DATA FOR ANALYSIS ▸
========
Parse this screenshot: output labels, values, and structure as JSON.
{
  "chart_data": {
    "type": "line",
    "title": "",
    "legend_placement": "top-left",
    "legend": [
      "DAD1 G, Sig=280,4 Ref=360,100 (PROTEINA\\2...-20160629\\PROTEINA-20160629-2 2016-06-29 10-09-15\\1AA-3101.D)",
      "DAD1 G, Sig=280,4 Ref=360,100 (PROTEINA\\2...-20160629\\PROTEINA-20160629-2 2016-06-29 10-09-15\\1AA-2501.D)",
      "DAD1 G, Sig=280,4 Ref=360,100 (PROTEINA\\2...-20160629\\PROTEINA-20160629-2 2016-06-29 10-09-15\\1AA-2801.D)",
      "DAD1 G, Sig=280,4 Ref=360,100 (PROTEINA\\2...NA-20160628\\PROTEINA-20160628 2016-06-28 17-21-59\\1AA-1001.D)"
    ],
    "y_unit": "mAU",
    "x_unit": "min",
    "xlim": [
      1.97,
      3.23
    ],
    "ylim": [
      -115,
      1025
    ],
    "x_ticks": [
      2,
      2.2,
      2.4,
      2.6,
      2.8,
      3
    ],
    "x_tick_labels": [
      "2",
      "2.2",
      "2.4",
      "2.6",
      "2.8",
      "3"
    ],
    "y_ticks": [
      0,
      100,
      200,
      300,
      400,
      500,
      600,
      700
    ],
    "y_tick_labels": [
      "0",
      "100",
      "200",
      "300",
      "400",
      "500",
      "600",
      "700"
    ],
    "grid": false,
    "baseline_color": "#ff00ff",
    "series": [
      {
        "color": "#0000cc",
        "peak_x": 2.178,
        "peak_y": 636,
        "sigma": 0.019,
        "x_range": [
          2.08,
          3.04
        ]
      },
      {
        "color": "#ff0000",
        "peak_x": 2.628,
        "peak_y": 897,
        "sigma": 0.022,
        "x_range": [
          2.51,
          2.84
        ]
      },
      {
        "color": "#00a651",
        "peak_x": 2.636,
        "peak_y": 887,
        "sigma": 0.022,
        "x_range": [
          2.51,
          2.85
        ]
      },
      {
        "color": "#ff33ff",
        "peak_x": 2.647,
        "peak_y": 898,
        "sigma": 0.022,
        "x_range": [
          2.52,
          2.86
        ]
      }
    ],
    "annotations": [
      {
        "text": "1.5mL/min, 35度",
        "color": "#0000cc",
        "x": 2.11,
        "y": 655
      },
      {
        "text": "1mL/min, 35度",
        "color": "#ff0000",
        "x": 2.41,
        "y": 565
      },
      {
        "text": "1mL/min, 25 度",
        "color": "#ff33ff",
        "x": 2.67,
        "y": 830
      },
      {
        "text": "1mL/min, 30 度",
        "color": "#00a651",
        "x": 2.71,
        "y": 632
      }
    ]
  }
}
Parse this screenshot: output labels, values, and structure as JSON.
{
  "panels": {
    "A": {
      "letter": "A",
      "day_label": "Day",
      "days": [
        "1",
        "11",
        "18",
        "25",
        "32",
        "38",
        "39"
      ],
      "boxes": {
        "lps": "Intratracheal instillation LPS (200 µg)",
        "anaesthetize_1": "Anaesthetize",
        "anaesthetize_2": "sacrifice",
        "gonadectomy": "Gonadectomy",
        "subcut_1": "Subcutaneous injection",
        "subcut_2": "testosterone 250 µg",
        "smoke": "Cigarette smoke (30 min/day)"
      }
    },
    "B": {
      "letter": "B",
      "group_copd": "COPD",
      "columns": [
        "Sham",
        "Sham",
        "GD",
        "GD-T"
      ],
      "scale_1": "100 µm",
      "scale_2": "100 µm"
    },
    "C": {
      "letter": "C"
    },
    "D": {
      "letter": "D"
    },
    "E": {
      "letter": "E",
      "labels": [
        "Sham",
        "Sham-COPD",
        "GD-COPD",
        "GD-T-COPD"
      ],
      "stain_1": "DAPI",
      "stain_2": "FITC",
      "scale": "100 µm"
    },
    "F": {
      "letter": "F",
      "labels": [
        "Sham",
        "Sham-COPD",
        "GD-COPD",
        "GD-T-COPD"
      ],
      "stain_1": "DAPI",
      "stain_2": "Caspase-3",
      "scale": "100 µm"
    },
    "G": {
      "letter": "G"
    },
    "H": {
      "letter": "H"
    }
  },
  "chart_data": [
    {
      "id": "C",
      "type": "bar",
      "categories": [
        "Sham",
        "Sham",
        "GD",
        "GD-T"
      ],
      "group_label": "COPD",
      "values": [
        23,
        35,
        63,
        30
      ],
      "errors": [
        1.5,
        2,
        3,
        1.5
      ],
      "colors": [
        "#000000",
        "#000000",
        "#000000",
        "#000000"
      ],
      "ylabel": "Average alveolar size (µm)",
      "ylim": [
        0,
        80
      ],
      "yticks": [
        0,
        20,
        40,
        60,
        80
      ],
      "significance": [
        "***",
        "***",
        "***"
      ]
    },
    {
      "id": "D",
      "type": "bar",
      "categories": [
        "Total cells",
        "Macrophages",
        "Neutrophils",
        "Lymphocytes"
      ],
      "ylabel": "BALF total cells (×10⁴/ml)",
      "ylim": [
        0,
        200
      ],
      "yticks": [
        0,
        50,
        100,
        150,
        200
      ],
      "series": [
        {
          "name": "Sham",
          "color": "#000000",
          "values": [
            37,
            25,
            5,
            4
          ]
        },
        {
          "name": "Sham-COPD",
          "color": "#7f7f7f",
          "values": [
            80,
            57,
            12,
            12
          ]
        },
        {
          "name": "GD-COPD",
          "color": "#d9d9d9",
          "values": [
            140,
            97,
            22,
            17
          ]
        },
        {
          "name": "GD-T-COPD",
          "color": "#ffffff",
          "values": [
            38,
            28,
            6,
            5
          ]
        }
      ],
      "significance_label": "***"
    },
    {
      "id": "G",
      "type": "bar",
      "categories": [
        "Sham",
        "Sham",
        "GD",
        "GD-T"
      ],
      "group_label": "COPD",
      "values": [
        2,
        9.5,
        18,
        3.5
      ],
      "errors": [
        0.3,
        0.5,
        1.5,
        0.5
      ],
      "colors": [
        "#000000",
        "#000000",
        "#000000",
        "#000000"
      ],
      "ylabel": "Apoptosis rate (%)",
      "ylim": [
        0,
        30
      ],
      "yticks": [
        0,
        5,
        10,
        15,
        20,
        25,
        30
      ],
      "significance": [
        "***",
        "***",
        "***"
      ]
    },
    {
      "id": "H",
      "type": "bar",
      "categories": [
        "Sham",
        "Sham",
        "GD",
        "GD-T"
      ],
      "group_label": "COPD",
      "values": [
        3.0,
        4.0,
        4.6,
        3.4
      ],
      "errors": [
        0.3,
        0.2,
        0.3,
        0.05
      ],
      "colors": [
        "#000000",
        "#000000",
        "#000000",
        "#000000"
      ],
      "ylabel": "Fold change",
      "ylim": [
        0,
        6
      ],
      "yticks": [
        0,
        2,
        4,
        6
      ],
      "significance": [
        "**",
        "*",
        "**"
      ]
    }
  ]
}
========
TO DO ▸ The required output is every line above that contains the string "letter".

RESULT OF THIS EXERCISE ▸
      "letter": "A",
      "letter": "B",
      "letter": "C"
      "letter": "D"
      "letter": "E",
      "letter": "F",
      "letter": "G"
      "letter": "H"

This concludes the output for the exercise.